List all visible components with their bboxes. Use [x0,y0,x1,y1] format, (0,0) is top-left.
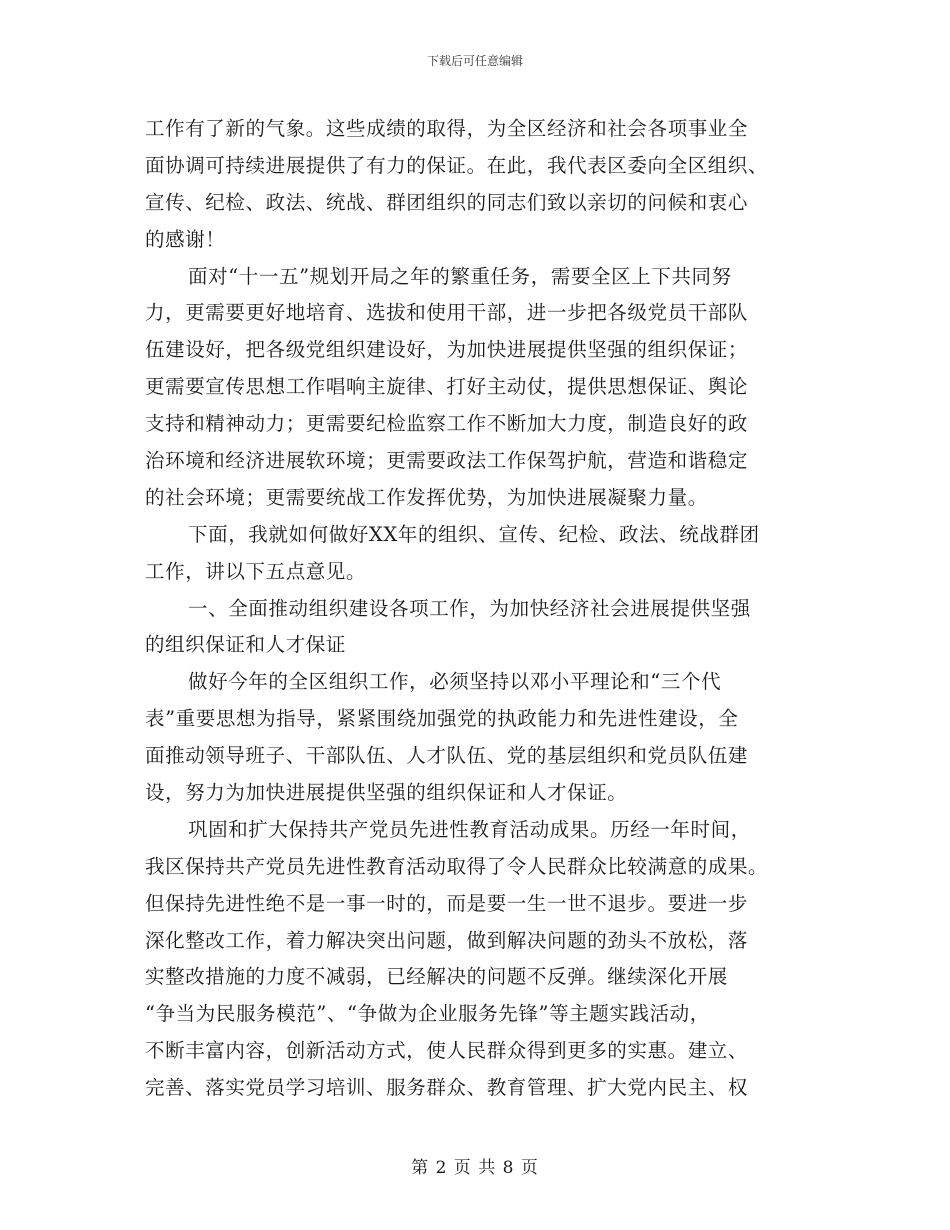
text-line: 但保持先进性绝不是一事一时的，而是要一生一世不退步。要进一步 [145,891,749,915]
text-line: 面协调可持续进展提供了有力的保证。在此，我代表区委向全区组织、 [145,153,769,177]
text-line: 的社会环境；更需要统战工作发挥优势，为加快进展凝聚力量。 [145,485,708,509]
text-line: 工作，讲以下五点意见。 [145,559,367,583]
header-note: 下载后可任意编辑 [426,54,523,68]
text-line: 完善、落实党员学习培训、服务群众、教育管理、扩大党内民主、权 [145,1076,749,1100]
text-line: 治环境和经济进展软环境；更需要政法工作保驾护航，营造和谐稳定 [145,449,749,473]
text-line: 的感谢！ [145,227,226,251]
section-heading-line: 的组织保证和人才保证 [145,633,347,657]
text-line: 巩固和扩大保持共产党员先进性教育活动成果。历经一年时间， [188,817,751,841]
text-line: 表”重要思想为指导，紧紧围绕加强党的执政能力和先进性建设，全 [145,707,739,731]
text-line: 实整改措施的力度不减弱，已经解决的问题不反弹。继续深化开展 [145,965,728,989]
text-line: 我区保持共产党员先进性教育活动取得了令人民群众比较满意的成果。 [145,854,769,878]
text-line: 更需要宣传思想工作唱响主旋律、打好主动仗，提供思想保证、舆论 [145,375,749,399]
body-text [145,111,805,1107]
text-line: 深化整改工作，着力解决突出问题，做到解决问题的劲头不放松，落 [145,928,749,952]
text-line: 宣传、纪检、政法、统战、群团组织的同志们致以亲切的问候和衷心 [145,190,749,214]
text-line: 伍建设好，把各级党组织建设好，为加快进展提供坚强的组织保证； [145,338,749,362]
page-number: 第 2 页 共 8 页 [411,1158,539,1178]
text-line: 下面，我就如何做好XX年的组织、宣传、纪检、政法、统战群团 [188,522,760,546]
text-line: 面对“十一五”规划开局之年的繁重任务，需要全区上下共同努 [188,264,732,288]
text-line: 设，努力为加快进展提供坚强的组织保证和人才保证。 [145,781,628,805]
text-line: 不断丰富内容，创新活动方式，使人民群众得到更多的实惠。建立、 [145,1039,749,1063]
section-heading-line: 一、全面推动组织建设各项工作，为加快经济社会进展提供坚强 [188,596,751,620]
text-line: 工作有了新的气象。这些成绩的取得，为全区经济和社会各项事业全 [145,117,749,140]
text-line: 做好今年的全区组织工作，必须坚持以邓小平理论和“三个代 [188,670,722,694]
text-line: 面推动领导班子、干部队伍、人才队伍、党的基层组织和党员队伍建 [145,744,749,768]
text-line: “争当为民服务模范”、“争做为企业服务先锋”等主题实践活动， [145,1002,710,1026]
text-line: 支持和精神动力；更需要纪检监察工作不断加大力度，制造良好的政 [145,412,749,436]
text-line: 力，更需要更好地培育、选拔和使用干部，进一步把各级党员干部队 [145,301,749,325]
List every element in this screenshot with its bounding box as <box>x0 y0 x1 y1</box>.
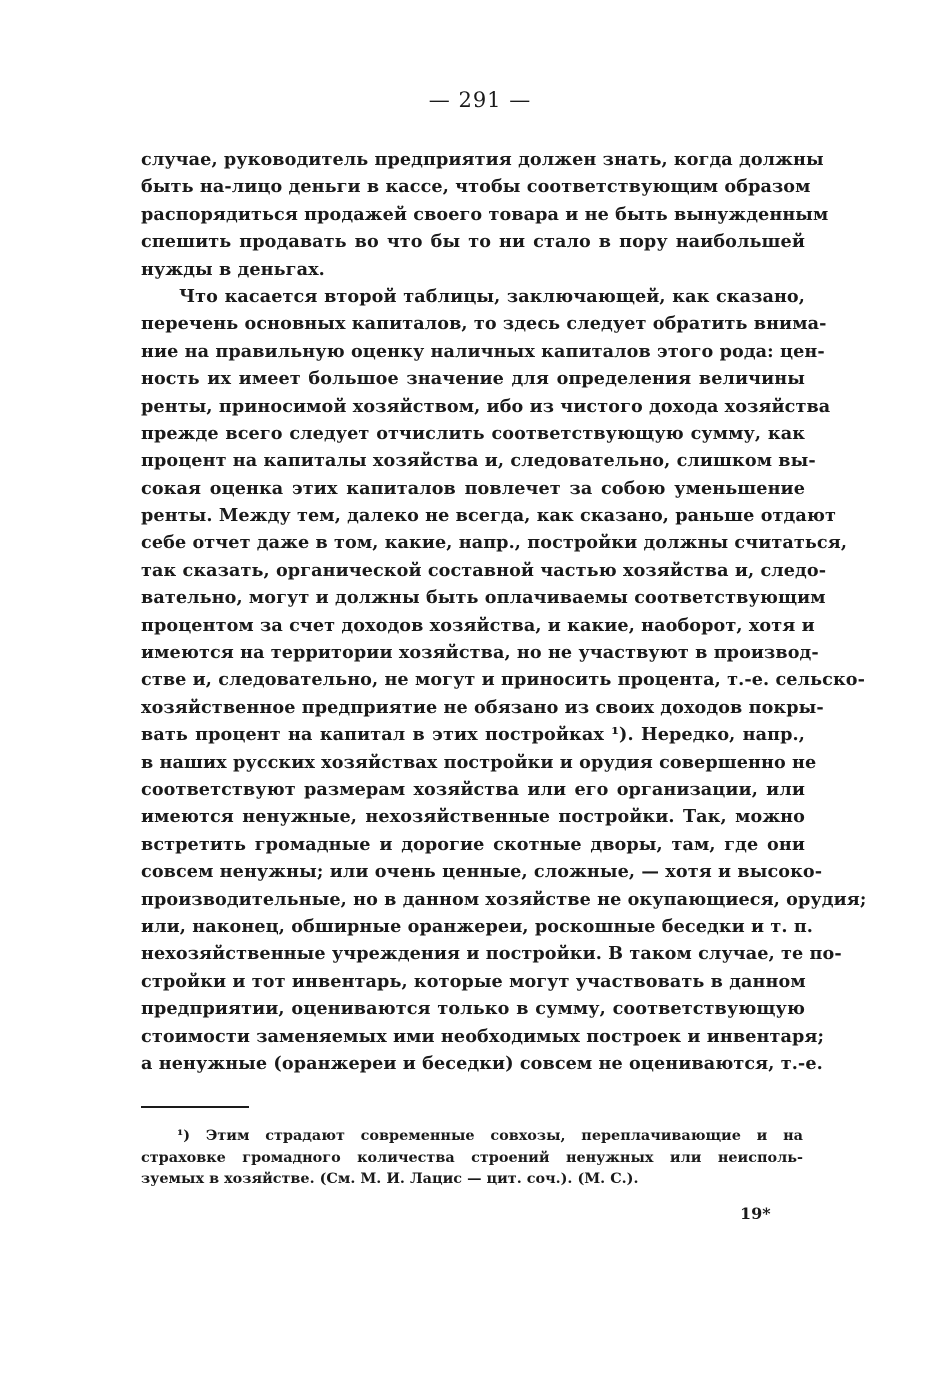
text-line: или, наконец, обширные оранжереи, роскошные беседки и т. п. <box>141 915 814 937</box>
text-line: спешить продавать во что бы то ни стало в пору наибольшей <box>141 231 805 253</box>
text-line: хозяйственное предприятие не обязано из своих доходов покры- <box>141 696 824 718</box>
text-line: ние на правильную оценку наличных капиталов этого рода: цен- <box>141 340 825 362</box>
footnote <box>141 1125 803 1190</box>
text-line: Что касается второй таблицы, заключающей, как сказано, <box>179 285 805 307</box>
signature-mark: 19* <box>740 1204 771 1223</box>
text-line: ность их имеет большое значение для определения величины <box>141 368 805 390</box>
text-line: прежде всего следует отчислить соответствующую сумму, как <box>141 422 805 444</box>
text-line: стоимости заменяемых ими необходимых построек и инвентаря; <box>141 1025 825 1047</box>
footnote-line: зуемых в хозяйстве. (См. М. И. Лацис — цит. соч.). (М. С.). <box>141 1170 639 1187</box>
text-line: распорядиться продажей своего товара и не быть вынужденным <box>141 203 829 225</box>
text-line: совсем ненужны; или очень ценные, сложные, — хотя и высоко- <box>141 861 823 883</box>
text-line: вать процент на капитал в этих постройках ¹). Нередко, напр., <box>141 724 805 746</box>
text-line: производительные, но в данном хозяйстве не окупающиеся, орудия; <box>141 888 867 910</box>
text-line: стройки и тот инвентарь, которые могут участвовать в данном <box>141 970 806 992</box>
text-line: сокая оценка этих капиталов повлечет за собою уменьшение <box>141 477 805 499</box>
text-line: себе отчет даже в том, какие, напр., постройки должны считаться, <box>141 532 848 554</box>
text-line: перечень основных капиталов, то здесь следует обратить внима- <box>141 313 827 335</box>
text-line: случае, руководитель предприятия должен знать, когда должны <box>141 149 824 170</box>
text-line: процентом за счет доходов хозяйства, и какие, наоборот, хотя и <box>141 614 815 636</box>
text-line: так сказать, органической составной частью хозяйства и, следо- <box>141 559 827 581</box>
text-line: а ненужные (оранжереи и беседки) совсем не оцениваются, т.-е. <box>141 1052 823 1074</box>
text-line: предприятии, оцениваются только в сумму, соответствующую <box>141 998 805 1020</box>
text-line: стве и, следовательно, не могут и приносить процента, т.-е. сельско- <box>141 669 866 691</box>
text-line: в наших русских хозяйствах постройки и орудия совершенно не <box>141 751 817 773</box>
text-line: имеются ненужные, нехозяйственные постройки. Так, можно <box>141 806 805 828</box>
text-line: нехозяйственные учреждения и постройки. В таком случае, те по- <box>141 943 842 965</box>
text-line: вательно, могут и должны быть оплачиваемы соответствующим <box>141 587 826 609</box>
text-line: быть на-лицо деньги в кассе, чтобы соответствующим образом <box>141 176 811 198</box>
text-line: встретить громадные и дорогие скотные дворы, там, где они <box>141 833 805 855</box>
text-line: процент на капиталы хозяйства и, следовательно, слишком вы- <box>141 450 816 472</box>
text-line: ренты, приносимой хозяйством, ибо из чистого дохода хозяйства <box>141 395 831 417</box>
page-number: — 291 — <box>428 88 532 112</box>
text-line: имеются на территории хозяйства, но не участвуют в производ- <box>141 642 819 664</box>
footnote-divider <box>141 1106 249 1108</box>
body-text <box>141 146 867 1077</box>
text-line: нужды в деньгах. <box>141 258 325 280</box>
footnote-line: ¹) Этим страдают современные совхозы, переплачивающие и на <box>177 1127 803 1144</box>
text-line: ренты. Между тем, далеко не всегда, как сказано, раньше отдают <box>141 505 837 527</box>
text-line: соответствуют размерам хозяйства или его организации, или <box>141 778 805 800</box>
footnote-line: страховке громадного количества строений ненужных или неисполь- <box>141 1148 803 1166</box>
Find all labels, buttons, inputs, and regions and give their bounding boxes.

▶ THE PROBLEM
Reproduce every line of the entries above verbatim, leaving out the pictures.

▶ CORRECT RESPONSE
List all visible components with their bboxes. Use [x0,y0,x1,y1] format, (0,0) is top-left.
text-line: 但保持先进性绝不是一事一时的，而是要一生一世不退步。要进一步 [145,891,749,915]
text-line: 面协调可持续进展提供了有力的保证。在此，我代表区委向全区组织、 [145,153,769,177]
text-line: 的社会环境；更需要统战工作发挥优势，为加快进展凝聚力量。 [145,485,708,509]
text-line: 工作，讲以下五点意见。 [145,559,367,583]
header-note: 下载后可任意编辑 [426,54,523,68]
text-line: 完善、落实党员学习培训、服务群众、教育管理、扩大党内民主、权 [145,1076,749,1100]
text-line: 治环境和经济进展软环境；更需要政法工作保驾护航，营造和谐稳定 [145,449,749,473]
text-line: 的感谢！ [145,227,226,251]
section-heading-line: 的组织保证和人才保证 [145,633,347,657]
text-line: 巩固和扩大保持共产党员先进性教育活动成果。历经一年时间， [188,817,751,841]
text-line: 表”重要思想为指导，紧紧围绕加强党的执政能力和先进性建设，全 [145,707,739,731]
text-line: 实整改措施的力度不减弱，已经解决的问题不反弹。继续深化开展 [145,965,728,989]
text-line: 我区保持共产党员先进性教育活动取得了令人民群众比较满意的成果。 [145,854,769,878]
text-line: 更需要宣传思想工作唱响主旋律、打好主动仗，提供思想保证、舆论 [145,375,749,399]
body-text [145,111,805,1107]
text-line: 深化整改工作，着力解决突出问题，做到解决问题的劲头不放松，落 [145,928,749,952]
text-line: 宣传、纪检、政法、统战、群团组织的同志们致以亲切的问候和衷心 [145,190,749,214]
text-line: 伍建设好，把各级党组织建设好，为加快进展提供坚强的组织保证； [145,338,749,362]
page-number: 第 2 页 共 8 页 [411,1158,539,1178]
text-line: 下面，我就如何做好XX年的组织、宣传、纪检、政法、统战群团 [188,522,760,546]
text-line: 面对“十一五”规划开局之年的繁重任务，需要全区上下共同努 [188,264,732,288]
text-line: 设，努力为加快进展提供坚强的组织保证和人才保证。 [145,781,628,805]
text-line: 不断丰富内容，创新活动方式，使人民群众得到更多的实惠。建立、 [145,1039,749,1063]
section-heading-line: 一、全面推动组织建设各项工作，为加快经济社会进展提供坚强 [188,596,751,620]
text-line: 工作有了新的气象。这些成绩的取得，为全区经济和社会各项事业全 [145,117,749,140]
text-line: 做好今年的全区组织工作，必须坚持以邓小平理论和“三个代 [188,670,722,694]
text-line: 面推动领导班子、干部队伍、人才队伍、党的基层组织和党员队伍建 [145,744,749,768]
text-line: “争当为民服务模范”、“争做为企业服务先锋”等主题实践活动， [145,1002,710,1026]
text-line: 支持和精神动力；更需要纪检监察工作不断加大力度，制造良好的政 [145,412,749,436]
text-line: 力，更需要更好地培育、选拔和使用干部，进一步把各级党员干部队 [145,301,749,325]
List every element in this screenshot with its bounding box as <box>x0 y0 x1 y1</box>.
text-line: или, наконец, обширные оранжереи, роскошные беседки и т. п. <box>141 915 814 937</box>
text-line: спешить продавать во что бы то ни стало в пору наибольшей <box>141 231 805 253</box>
text-line: хозяйственное предприятие не обязано из своих доходов покры- <box>141 696 824 718</box>
text-line: ние на правильную оценку наличных капиталов этого рода: цен- <box>141 340 825 362</box>
footnote <box>141 1125 803 1190</box>
text-line: Что касается второй таблицы, заключающей, как сказано, <box>179 285 805 307</box>
signature-mark: 19* <box>740 1204 771 1223</box>
text-line: ность их имеет большое значение для определения величины <box>141 368 805 390</box>
text-line: прежде всего следует отчислить соответствующую сумму, как <box>141 422 805 444</box>
text-line: стоимости заменяемых ими необходимых построек и инвентаря; <box>141 1025 825 1047</box>
footnote-line: зуемых в хозяйстве. (См. М. И. Лацис — цит. соч.). (М. С.). <box>141 1170 639 1187</box>
text-line: распорядиться продажей своего товара и не быть вынужденным <box>141 203 829 225</box>
text-line: совсем ненужны; или очень ценные, сложные, — хотя и высоко- <box>141 861 823 883</box>
text-line: вать процент на капитал в этих постройках ¹). Нередко, напр., <box>141 724 805 746</box>
text-line: производительные, но в данном хозяйстве не окупающиеся, орудия; <box>141 888 867 910</box>
text-line: стройки и тот инвентарь, которые могут участвовать в данном <box>141 970 806 992</box>
text-line: сокая оценка этих капиталов повлечет за собою уменьшение <box>141 477 805 499</box>
text-line: себе отчет даже в том, какие, напр., постройки должны считаться, <box>141 532 848 554</box>
text-line: перечень основных капиталов, то здесь следует обратить внима- <box>141 313 827 335</box>
text-line: случае, руководитель предприятия должен знать, когда должны <box>141 149 824 170</box>
text-line: процентом за счет доходов хозяйства, и какие, наоборот, хотя и <box>141 614 815 636</box>
text-line: так сказать, органической составной частью хозяйства и, следо- <box>141 559 827 581</box>
text-line: а ненужные (оранжереи и беседки) совсем не оцениваются, т.-е. <box>141 1052 823 1074</box>
text-line: предприятии, оцениваются только в сумму, соответствующую <box>141 998 805 1020</box>
text-line: стве и, следовательно, не могут и приносить процента, т.-е. сельско- <box>141 669 866 691</box>
text-line: в наших русских хозяйствах постройки и орудия совершенно не <box>141 751 817 773</box>
text-line: имеются ненужные, нехозяйственные постройки. Так, можно <box>141 806 805 828</box>
text-line: нехозяйственные учреждения и постройки. В таком случае, те по- <box>141 943 842 965</box>
text-line: вательно, могут и должны быть оплачиваемы соответствующим <box>141 587 826 609</box>
text-line: быть на-лицо деньги в кассе, чтобы соответствующим образом <box>141 176 811 198</box>
text-line: встретить громадные и дорогие скотные дворы, там, где они <box>141 833 805 855</box>
text-line: процент на капиталы хозяйства и, следовательно, слишком вы- <box>141 450 816 472</box>
text-line: ренты, приносимой хозяйством, ибо из чистого дохода хозяйства <box>141 395 831 417</box>
page-number: — 291 — <box>428 88 532 112</box>
text-line: имеются на территории хозяйства, но не участвуют в производ- <box>141 642 819 664</box>
footnote-divider <box>141 1106 249 1108</box>
body-text <box>141 146 867 1077</box>
text-line: нужды в деньгах. <box>141 258 325 280</box>
footnote-line: ¹) Этим страдают современные совхозы, переплачивающие и на <box>177 1127 803 1144</box>
text-line: ренты. Между тем, далеко не всегда, как сказано, раньше отдают <box>141 505 837 527</box>
text-line: соответствуют размерам хозяйства или его организации, или <box>141 778 805 800</box>
footnote-line: страховке громадного количества строений ненужных или неисполь- <box>141 1148 803 1166</box>
Find all labels, buttons, inputs, and regions and give their bounding boxes.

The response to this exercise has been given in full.